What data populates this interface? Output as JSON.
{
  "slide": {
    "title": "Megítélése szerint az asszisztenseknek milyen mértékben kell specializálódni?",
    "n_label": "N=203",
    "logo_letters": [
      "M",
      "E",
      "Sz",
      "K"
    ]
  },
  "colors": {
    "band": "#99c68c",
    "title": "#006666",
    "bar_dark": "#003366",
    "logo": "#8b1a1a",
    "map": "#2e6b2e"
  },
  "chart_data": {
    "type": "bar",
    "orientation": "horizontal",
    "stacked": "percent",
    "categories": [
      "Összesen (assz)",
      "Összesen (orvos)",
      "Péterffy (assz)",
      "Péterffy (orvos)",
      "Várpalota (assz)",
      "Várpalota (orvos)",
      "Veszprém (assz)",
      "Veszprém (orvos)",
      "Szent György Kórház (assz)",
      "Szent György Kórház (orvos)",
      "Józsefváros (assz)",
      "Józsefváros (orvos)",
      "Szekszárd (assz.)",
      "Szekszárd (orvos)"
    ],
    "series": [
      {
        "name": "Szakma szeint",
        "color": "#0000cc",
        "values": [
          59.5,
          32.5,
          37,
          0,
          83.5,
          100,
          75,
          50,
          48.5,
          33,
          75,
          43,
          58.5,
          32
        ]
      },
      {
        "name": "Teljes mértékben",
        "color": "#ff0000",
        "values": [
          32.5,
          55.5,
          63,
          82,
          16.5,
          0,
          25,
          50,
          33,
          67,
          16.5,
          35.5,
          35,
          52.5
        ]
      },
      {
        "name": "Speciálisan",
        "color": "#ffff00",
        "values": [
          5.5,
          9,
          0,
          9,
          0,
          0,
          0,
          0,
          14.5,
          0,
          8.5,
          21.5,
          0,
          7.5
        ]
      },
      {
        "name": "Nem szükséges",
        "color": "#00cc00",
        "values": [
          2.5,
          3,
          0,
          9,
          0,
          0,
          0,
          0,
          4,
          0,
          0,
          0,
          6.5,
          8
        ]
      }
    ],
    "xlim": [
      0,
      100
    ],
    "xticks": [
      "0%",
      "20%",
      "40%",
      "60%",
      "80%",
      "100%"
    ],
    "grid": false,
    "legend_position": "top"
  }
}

--

**TASK DIRECTIONS**
Retype the material in full, character for character.

**EXPECTED ANSWER**
What data populates this interface? Output as JSON.
{
  "slide": {
    "title": "Megítélése szerint az asszisztenseknek milyen mértékben kell specializálódni?",
    "n_label": "N=203",
    "logo_letters": [
      "M",
      "E",
      "Sz",
      "K"
    ]
  },
  "colors": {
    "band": "#99c68c",
    "title": "#006666",
    "bar_dark": "#003366",
    "logo": "#8b1a1a",
    "map": "#2e6b2e"
  },
  "chart_data": {
    "type": "bar",
    "orientation": "horizontal",
    "stacked": "percent",
    "categories": [
      "Összesen (assz)",
      "Összesen (orvos)",
      "Péterffy (assz)",
      "Péterffy (orvos)",
      "Várpalota (assz)",
      "Várpalota (orvos)",
      "Veszprém (assz)",
      "Veszprém (orvos)",
      "Szent György Kórház (assz)",
      "Szent György Kórház (orvos)",
      "Józsefváros (assz)",
      "Józsefváros (orvos)",
      "Szekszárd (assz.)",
      "Szekszárd (orvos)"
    ],
    "series": [
      {
        "name": "Szakma szeint",
        "color": "#0000cc",
        "values": [
          59.5,
          32.5,
          37,
          0,
          83.5,
          100,
          75,
          50,
          48.5,
          33,
          75,
          43,
          58.5,
          32
        ]
      },
      {
        "name": "Teljes mértékben",
        "color": "#ff0000",
        "values": [
          32.5,
          55.5,
          63,
          82,
          16.5,
          0,
          25,
          50,
          33,
          67,
          16.5,
          35.5,
          35,
          52.5
        ]
      },
      {
        "name": "Speciálisan",
        "color": "#ffff00",
        "values": [
          5.5,
          9,
          0,
          9,
          0,
          0,
          0,
          0,
          14.5,
          0,
          8.5,
          21.5,
          0,
          7.5
        ]
      },
      {
        "name": "Nem szükséges",
        "color": "#00cc00",
        "values": [
          2.5,
          3,
          0,
          9,
          0,
          0,
          0,
          0,
          4,
          0,
          0,
          0,
          6.5,
          8
        ]
      }
    ],
    "xlim": [
      0,
      100
    ],
    "xticks": [
      "0%",
      "20%",
      "40%",
      "60%",
      "80%",
      "100%"
    ],
    "grid": false,
    "legend_position": "top"
  }
}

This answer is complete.